### [Your task]
Print every entry, word for word, and skip the images.

### [Data provided]

----

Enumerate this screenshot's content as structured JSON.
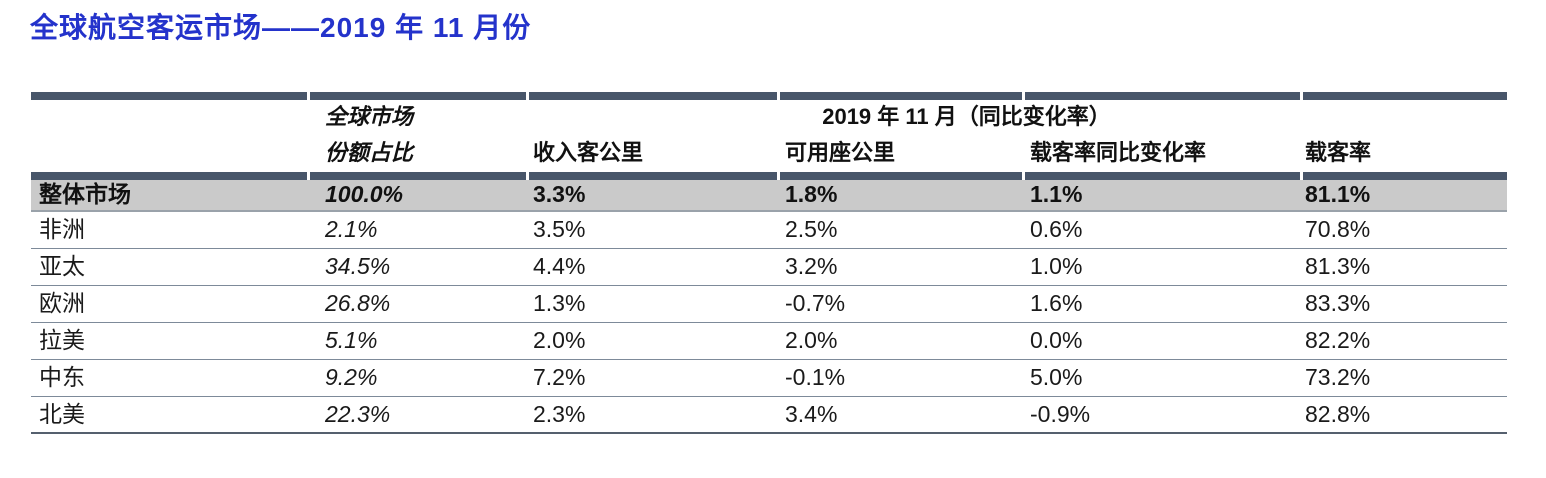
{
  "page": {
    "title": "全球航空客运市场——2019 年 11 月份"
  },
  "colors": {
    "accent_blue": "#2433cb",
    "bar": "#48566a",
    "total_bg": "#cacaca"
  },
  "table": {
    "group_header": "2019 年 11 月（同比变化率）",
    "share_header_line1": "全球市场",
    "share_header_line2": "份额占比",
    "col_headers": [
      "收入客公里",
      "可用座公里",
      "载客率同比变化率",
      "载客率"
    ],
    "total_row": {
      "label": "整体市场",
      "share": "100.0%",
      "rpk": "3.3%",
      "ask": "1.8%",
      "plf_change": "1.1%",
      "plf": "81.1%"
    },
    "rows": [
      {
        "label": "非洲",
        "share": "2.1%",
        "rpk": "3.5%",
        "ask": "2.5%",
        "plf_change": "0.6%",
        "plf": "70.8%"
      },
      {
        "label": "亚太",
        "share": "34.5%",
        "rpk": "4.4%",
        "ask": "3.2%",
        "plf_change": "1.0%",
        "plf": "81.3%"
      },
      {
        "label": "欧洲",
        "share": "26.8%",
        "rpk": "1.3%",
        "ask": "-0.7%",
        "plf_change": "1.6%",
        "plf": "83.3%"
      },
      {
        "label": "拉美",
        "share": "5.1%",
        "rpk": "2.0%",
        "ask": "2.0%",
        "plf_change": "0.0%",
        "plf": "82.2%"
      },
      {
        "label": "中东",
        "share": "9.2%",
        "rpk": "7.2%",
        "ask": "-0.1%",
        "plf_change": "5.0%",
        "plf": "73.2%"
      },
      {
        "label": "北美",
        "share": "22.3%",
        "rpk": "2.3%",
        "ask": "3.4%",
        "plf_change": "-0.9%",
        "plf": "82.8%"
      }
    ]
  }
}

----

### [Problem solution]
Enumerate this screenshot's content as structured JSON.
{
  "page": {
    "title": "全球航空客运市场——2019 年 11 月份"
  },
  "colors": {
    "accent_blue": "#2433cb",
    "bar": "#48566a",
    "total_bg": "#cacaca"
  },
  "table": {
    "group_header": "2019 年 11 月（同比变化率）",
    "share_header_line1": "全球市场",
    "share_header_line2": "份额占比",
    "col_headers": [
      "收入客公里",
      "可用座公里",
      "载客率同比变化率",
      "载客率"
    ],
    "total_row": {
      "label": "整体市场",
      "share": "100.0%",
      "rpk": "3.3%",
      "ask": "1.8%",
      "plf_change": "1.1%",
      "plf": "81.1%"
    },
    "rows": [
      {
        "label": "非洲",
        "share": "2.1%",
        "rpk": "3.5%",
        "ask": "2.5%",
        "plf_change": "0.6%",
        "plf": "70.8%"
      },
      {
        "label": "亚太",
        "share": "34.5%",
        "rpk": "4.4%",
        "ask": "3.2%",
        "plf_change": "1.0%",
        "plf": "81.3%"
      },
      {
        "label": "欧洲",
        "share": "26.8%",
        "rpk": "1.3%",
        "ask": "-0.7%",
        "plf_change": "1.6%",
        "plf": "83.3%"
      },
      {
        "label": "拉美",
        "share": "5.1%",
        "rpk": "2.0%",
        "ask": "2.0%",
        "plf_change": "0.0%",
        "plf": "82.2%"
      },
      {
        "label": "中东",
        "share": "9.2%",
        "rpk": "7.2%",
        "ask": "-0.1%",
        "plf_change": "5.0%",
        "plf": "73.2%"
      },
      {
        "label": "北美",
        "share": "22.3%",
        "rpk": "2.3%",
        "ask": "3.4%",
        "plf_change": "-0.9%",
        "plf": "82.8%"
      }
    ]
  }
}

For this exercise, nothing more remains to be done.